[Start STORED RECORDS]
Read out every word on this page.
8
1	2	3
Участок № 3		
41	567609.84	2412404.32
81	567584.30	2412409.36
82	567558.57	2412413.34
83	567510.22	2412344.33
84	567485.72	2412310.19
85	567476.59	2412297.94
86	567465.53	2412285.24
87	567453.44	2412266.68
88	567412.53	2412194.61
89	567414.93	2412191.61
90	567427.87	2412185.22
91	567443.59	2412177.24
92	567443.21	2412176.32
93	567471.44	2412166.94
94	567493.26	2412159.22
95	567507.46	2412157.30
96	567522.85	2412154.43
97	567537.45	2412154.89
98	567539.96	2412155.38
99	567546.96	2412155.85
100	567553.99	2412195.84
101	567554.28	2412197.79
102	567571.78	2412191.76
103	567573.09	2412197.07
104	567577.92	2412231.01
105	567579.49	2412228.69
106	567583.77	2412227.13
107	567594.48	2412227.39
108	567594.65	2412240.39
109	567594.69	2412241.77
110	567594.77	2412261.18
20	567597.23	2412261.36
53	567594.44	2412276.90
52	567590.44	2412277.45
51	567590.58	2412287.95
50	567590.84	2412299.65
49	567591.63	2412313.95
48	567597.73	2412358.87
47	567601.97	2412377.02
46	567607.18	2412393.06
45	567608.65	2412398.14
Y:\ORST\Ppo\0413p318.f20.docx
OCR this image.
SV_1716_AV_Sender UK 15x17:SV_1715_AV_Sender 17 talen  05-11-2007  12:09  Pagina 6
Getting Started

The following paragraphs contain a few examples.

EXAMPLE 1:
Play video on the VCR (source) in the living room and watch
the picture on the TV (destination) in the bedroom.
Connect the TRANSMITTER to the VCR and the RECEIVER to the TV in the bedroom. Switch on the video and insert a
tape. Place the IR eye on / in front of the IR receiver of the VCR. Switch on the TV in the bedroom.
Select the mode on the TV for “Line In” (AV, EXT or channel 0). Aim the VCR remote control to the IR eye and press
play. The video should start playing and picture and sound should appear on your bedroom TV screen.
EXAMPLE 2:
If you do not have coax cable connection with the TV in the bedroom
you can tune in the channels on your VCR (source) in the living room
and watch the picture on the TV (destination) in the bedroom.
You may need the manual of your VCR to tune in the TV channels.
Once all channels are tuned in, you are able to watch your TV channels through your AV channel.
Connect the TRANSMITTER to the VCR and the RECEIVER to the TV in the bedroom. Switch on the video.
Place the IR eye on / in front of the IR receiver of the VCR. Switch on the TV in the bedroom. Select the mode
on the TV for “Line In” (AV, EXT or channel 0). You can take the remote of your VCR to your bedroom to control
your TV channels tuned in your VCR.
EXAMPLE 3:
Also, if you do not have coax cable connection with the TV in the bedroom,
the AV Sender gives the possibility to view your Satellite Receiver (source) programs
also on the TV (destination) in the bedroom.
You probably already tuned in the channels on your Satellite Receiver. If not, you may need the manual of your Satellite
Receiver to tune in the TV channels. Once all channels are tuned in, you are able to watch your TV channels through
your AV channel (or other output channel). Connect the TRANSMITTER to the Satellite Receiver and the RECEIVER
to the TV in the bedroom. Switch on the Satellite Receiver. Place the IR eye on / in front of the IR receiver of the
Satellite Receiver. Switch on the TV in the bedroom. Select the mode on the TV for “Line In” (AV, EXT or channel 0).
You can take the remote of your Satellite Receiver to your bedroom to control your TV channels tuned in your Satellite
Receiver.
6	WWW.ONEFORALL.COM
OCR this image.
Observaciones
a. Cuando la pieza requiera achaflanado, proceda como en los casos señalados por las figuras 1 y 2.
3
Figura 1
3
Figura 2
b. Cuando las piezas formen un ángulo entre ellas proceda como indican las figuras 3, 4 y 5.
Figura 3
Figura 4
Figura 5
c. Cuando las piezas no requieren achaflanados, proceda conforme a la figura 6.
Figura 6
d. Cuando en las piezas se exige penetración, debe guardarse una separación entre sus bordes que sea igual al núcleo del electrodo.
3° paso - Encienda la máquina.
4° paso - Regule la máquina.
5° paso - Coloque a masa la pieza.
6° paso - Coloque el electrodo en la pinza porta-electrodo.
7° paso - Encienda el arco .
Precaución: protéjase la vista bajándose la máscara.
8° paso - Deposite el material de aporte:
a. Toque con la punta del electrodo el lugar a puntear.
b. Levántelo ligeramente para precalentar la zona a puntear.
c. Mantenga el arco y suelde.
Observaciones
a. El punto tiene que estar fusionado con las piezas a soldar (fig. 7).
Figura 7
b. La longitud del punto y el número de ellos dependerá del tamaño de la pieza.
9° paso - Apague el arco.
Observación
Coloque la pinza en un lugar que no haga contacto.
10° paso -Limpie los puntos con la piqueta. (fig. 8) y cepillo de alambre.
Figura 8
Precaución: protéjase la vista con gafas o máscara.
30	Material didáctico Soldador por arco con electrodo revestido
[End STORED RECORDS]
» **WHAT THE EXERCISE ASKS**
Type out the material again exactly as presented.

» **REPLY TO THE EXERCISE**
Read out every word on this page.
8
1	2	3
Участок № 3		
41	567609.84	2412404.32
81	567584.30	2412409.36
82	567558.57	2412413.34
83	567510.22	2412344.33
84	567485.72	2412310.19
85	567476.59	2412297.94
86	567465.53	2412285.24
87	567453.44	2412266.68
88	567412.53	2412194.61
89	567414.93	2412191.61
90	567427.87	2412185.22
91	567443.59	2412177.24
92	567443.21	2412176.32
93	567471.44	2412166.94
94	567493.26	2412159.22
95	567507.46	2412157.30
96	567522.85	2412154.43
97	567537.45	2412154.89
98	567539.96	2412155.38
99	567546.96	2412155.85
100	567553.99	2412195.84
101	567554.28	2412197.79
102	567571.78	2412191.76
103	567573.09	2412197.07
104	567577.92	2412231.01
105	567579.49	2412228.69
106	567583.77	2412227.13
107	567594.48	2412227.39
108	567594.65	2412240.39
109	567594.69	2412241.77
110	567594.77	2412261.18
20	567597.23	2412261.36
53	567594.44	2412276.90
52	567590.44	2412277.45
51	567590.58	2412287.95
50	567590.84	2412299.65
49	567591.63	2412313.95
48	567597.73	2412358.87
47	567601.97	2412377.02
46	567607.18	2412393.06
45	567608.65	2412398.14
Y:\ORST\Ppo\0413p318.f20.docx
OCR this image.
SV_1716_AV_Sender UK 15x17:SV_1715_AV_Sender 17 talen  05-11-2007  12:09  Pagina 6
Getting Started

The following paragraphs contain a few examples.

EXAMPLE 1:
Play video on the VCR (source) in the living room and watch
the picture on the TV (destination) in the bedroom.
Connect the TRANSMITTER to the VCR and the RECEIVER to the TV in the bedroom. Switch on the video and insert a
tape. Place the IR eye on / in front of the IR receiver of the VCR. Switch on the TV in the bedroom.
Select the mode on the TV for “Line In” (AV, EXT or channel 0). Aim the VCR remote control to the IR eye and press
play. The video should start playing and picture and sound should appear on your bedroom TV screen.
EXAMPLE 2:
If you do not have coax cable connection with the TV in the bedroom
you can tune in the channels on your VCR (source) in the living room
and watch the picture on the TV (destination) in the bedroom.
You may need the manual of your VCR to tune in the TV channels.
Once all channels are tuned in, you are able to watch your TV channels through your AV channel.
Connect the TRANSMITTER to the VCR and the RECEIVER to the TV in the bedroom. Switch on the video.
Place the IR eye on / in front of the IR receiver of the VCR. Switch on the TV in the bedroom. Select the mode
on the TV for “Line In” (AV, EXT or channel 0). You can take the remote of your VCR to your bedroom to control
your TV channels tuned in your VCR.
EXAMPLE 3:
Also, if you do not have coax cable connection with the TV in the bedroom,
the AV Sender gives the possibility to view your Satellite Receiver (source) programs
also on the TV (destination) in the bedroom.
You probably already tuned in the channels on your Satellite Receiver. If not, you may need the manual of your Satellite
Receiver to tune in the TV channels. Once all channels are tuned in, you are able to watch your TV channels through
your AV channel (or other output channel). Connect the TRANSMITTER to the Satellite Receiver and the RECEIVER
to the TV in the bedroom. Switch on the Satellite Receiver. Place the IR eye on / in front of the IR receiver of the
Satellite Receiver. Switch on the TV in the bedroom. Select the mode on the TV for “Line In” (AV, EXT or channel 0).
You can take the remote of your Satellite Receiver to your bedroom to control your TV channels tuned in your Satellite
Receiver.
6	WWW.ONEFORALL.COM
OCR this image.
Observaciones
a. Cuando la pieza requiera achaflanado, proceda como en los casos señalados por las figuras 1 y 2.
3
Figura 1
3
Figura 2
b. Cuando las piezas formen un ángulo entre ellas proceda como indican las figuras 3, 4 y 5.
Figura 3
Figura 4
Figura 5
c. Cuando las piezas no requieren achaflanados, proceda conforme a la figura 6.
Figura 6
d. Cuando en las piezas se exige penetración, debe guardarse una separación entre sus bordes que sea igual al núcleo del electrodo.
3° paso - Encienda la máquina.
4° paso - Regule la máquina.
5° paso - Coloque a masa la pieza.
6° paso - Coloque el electrodo en la pinza porta-electrodo.
7° paso - Encienda el arco .
Precaución: protéjase la vista bajándose la máscara.
8° paso - Deposite el material de aporte:
a. Toque con la punta del electrodo el lugar a puntear.
b. Levántelo ligeramente para precalentar la zona a puntear.
c. Mantenga el arco y suelde.
Observaciones
a. El punto tiene que estar fusionado con las piezas a soldar (fig. 7).
Figura 7
b. La longitud del punto y el número de ellos dependerá del tamaño de la pieza.
9° paso - Apague el arco.
Observación
Coloque la pinza en un lugar que no haga contacto.
10° paso -Limpie los puntos con la piqueta. (fig. 8) y cepillo de alambre.
Figura 8
Precaución: protéjase la vista con gafas o máscara.
30	Material didáctico Soldador por arco con electrodo revestido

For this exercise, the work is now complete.